**EXTRACTED RECORDS**
━━━━━━━━━━━━━━━━
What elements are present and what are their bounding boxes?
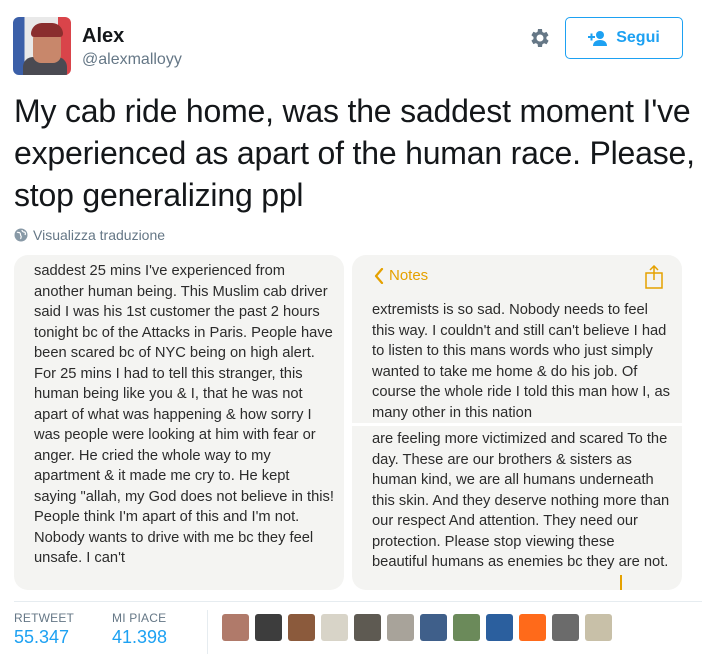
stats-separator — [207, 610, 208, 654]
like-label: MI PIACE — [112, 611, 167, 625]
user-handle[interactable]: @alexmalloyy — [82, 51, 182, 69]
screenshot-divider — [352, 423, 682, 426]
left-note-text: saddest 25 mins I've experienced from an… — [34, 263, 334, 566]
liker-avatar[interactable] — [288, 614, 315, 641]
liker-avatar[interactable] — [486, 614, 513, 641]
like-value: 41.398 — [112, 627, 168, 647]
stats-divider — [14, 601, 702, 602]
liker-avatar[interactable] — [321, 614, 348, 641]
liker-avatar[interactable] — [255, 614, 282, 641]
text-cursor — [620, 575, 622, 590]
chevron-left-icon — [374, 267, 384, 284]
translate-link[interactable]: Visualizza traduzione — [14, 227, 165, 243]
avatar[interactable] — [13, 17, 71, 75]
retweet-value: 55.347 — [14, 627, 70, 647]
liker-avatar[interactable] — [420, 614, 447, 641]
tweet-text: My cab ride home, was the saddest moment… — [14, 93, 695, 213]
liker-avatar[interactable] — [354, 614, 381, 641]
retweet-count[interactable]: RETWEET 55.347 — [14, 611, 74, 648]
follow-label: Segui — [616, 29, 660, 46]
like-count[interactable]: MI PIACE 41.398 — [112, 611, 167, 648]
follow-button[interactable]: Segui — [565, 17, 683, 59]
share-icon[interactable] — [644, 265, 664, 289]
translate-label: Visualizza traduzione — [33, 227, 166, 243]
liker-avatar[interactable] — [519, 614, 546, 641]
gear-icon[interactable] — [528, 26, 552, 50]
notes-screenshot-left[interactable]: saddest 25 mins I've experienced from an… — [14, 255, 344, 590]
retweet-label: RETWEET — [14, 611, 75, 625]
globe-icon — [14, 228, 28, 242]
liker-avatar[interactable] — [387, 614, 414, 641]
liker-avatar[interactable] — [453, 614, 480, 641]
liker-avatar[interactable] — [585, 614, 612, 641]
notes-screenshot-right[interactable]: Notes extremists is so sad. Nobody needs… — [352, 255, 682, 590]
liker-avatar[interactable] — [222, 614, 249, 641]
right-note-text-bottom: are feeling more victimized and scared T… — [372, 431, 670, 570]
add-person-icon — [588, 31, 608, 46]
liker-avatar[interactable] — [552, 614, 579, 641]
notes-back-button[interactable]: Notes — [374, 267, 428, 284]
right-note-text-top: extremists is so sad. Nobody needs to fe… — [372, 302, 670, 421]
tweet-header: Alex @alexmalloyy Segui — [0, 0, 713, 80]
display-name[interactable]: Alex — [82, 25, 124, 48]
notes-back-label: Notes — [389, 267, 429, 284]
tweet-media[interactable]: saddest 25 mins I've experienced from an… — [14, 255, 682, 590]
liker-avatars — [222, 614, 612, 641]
━━━━━━━━━━━━━━━━
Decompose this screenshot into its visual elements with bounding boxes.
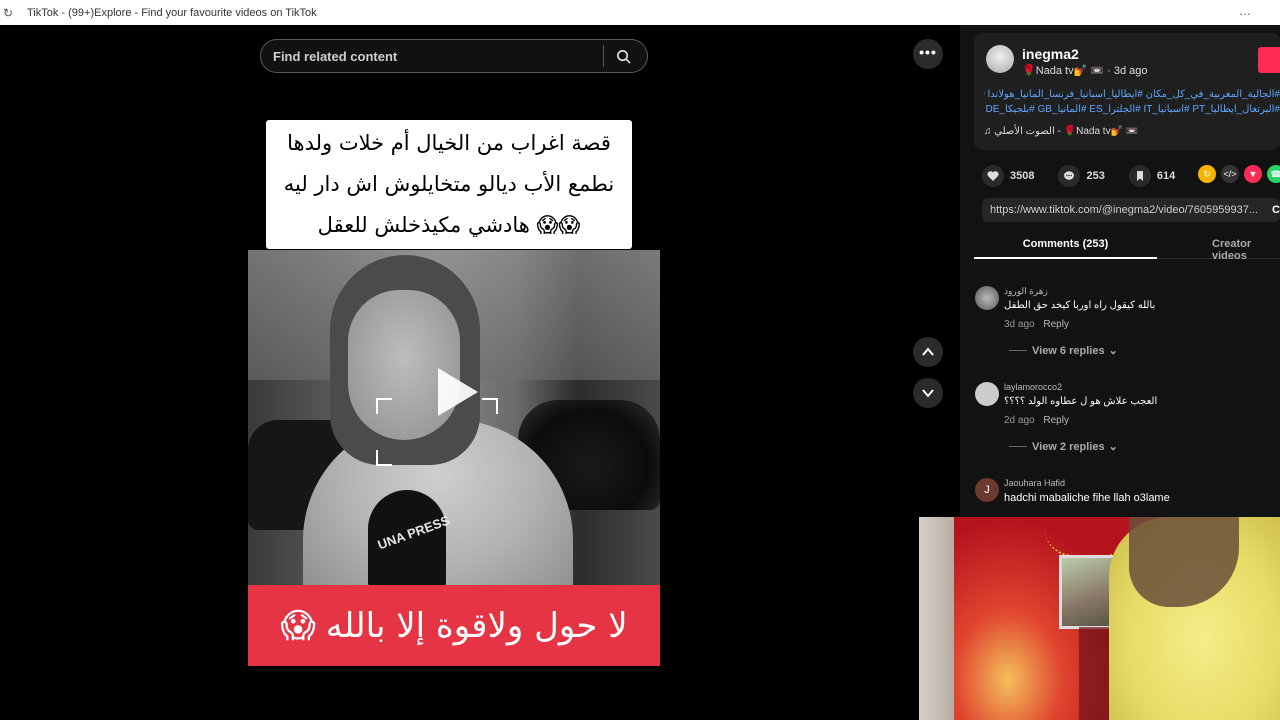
━━━━━━━━━━━━━━━━
**REQUIRED TASK**
Return the rows above, from the line containing "What elements are" through the line containing "notes-back-button[interactable]: Notes —", inclusive, reproducing each line verbatim. Omit the pictures from your answer.

**EXERCISE SOLUTION**
What elements are present and what are their bounding boxes?
stats-separator — [207, 610, 208, 654]
like-label: MI PIACE — [112, 611, 167, 625]
user-handle[interactable]: @alexmalloyy — [82, 51, 182, 69]
screenshot-divider — [352, 423, 682, 426]
left-note-text: saddest 25 mins I've experienced from an… — [34, 263, 334, 566]
liker-avatar[interactable] — [288, 614, 315, 641]
liker-avatar[interactable] — [486, 614, 513, 641]
like-value: 41.398 — [112, 627, 168, 647]
stats-divider — [14, 601, 702, 602]
liker-avatar[interactable] — [321, 614, 348, 641]
liker-avatar[interactable] — [255, 614, 282, 641]
text-cursor — [620, 575, 622, 590]
chevron-left-icon — [374, 267, 384, 284]
translate-link[interactable]: Visualizza traduzione — [14, 227, 165, 243]
avatar[interactable] — [13, 17, 71, 75]
retweet-value: 55.347 — [14, 627, 70, 647]
liker-avatar[interactable] — [420, 614, 447, 641]
tweet-text: My cab ride home, was the saddest moment… — [14, 93, 695, 213]
liker-avatar[interactable] — [354, 614, 381, 641]
retweet-count[interactable]: RETWEET 55.347 — [14, 611, 74, 648]
follow-label: Segui — [616, 29, 660, 46]
like-count[interactable]: MI PIACE 41.398 — [112, 611, 167, 648]
follow-button[interactable]: Segui — [565, 17, 683, 59]
share-icon[interactable] — [644, 265, 664, 289]
translate-label: Visualizza traduzione — [33, 227, 166, 243]
liker-avatar[interactable] — [519, 614, 546, 641]
gear-icon[interactable] — [528, 26, 552, 50]
notes-screenshot-left[interactable]: saddest 25 mins I've experienced from an… — [14, 255, 344, 590]
retweet-label: RETWEET — [14, 611, 75, 625]
globe-icon — [14, 228, 28, 242]
liker-avatar[interactable] — [387, 614, 414, 641]
liker-avatar[interactable] — [453, 614, 480, 641]
liker-avatar[interactable] — [585, 614, 612, 641]
notes-screenshot-right[interactable]: Notes extremists is so sad. Nobody needs… — [352, 255, 682, 590]
liker-avatar[interactable] — [222, 614, 249, 641]
right-note-text-bottom: are feeling more victimized and scared T… — [372, 431, 670, 570]
add-person-icon — [588, 31, 608, 46]
liker-avatar[interactable] — [552, 614, 579, 641]
notes-back-button[interactable]: Notes — [374, 267, 428, 284]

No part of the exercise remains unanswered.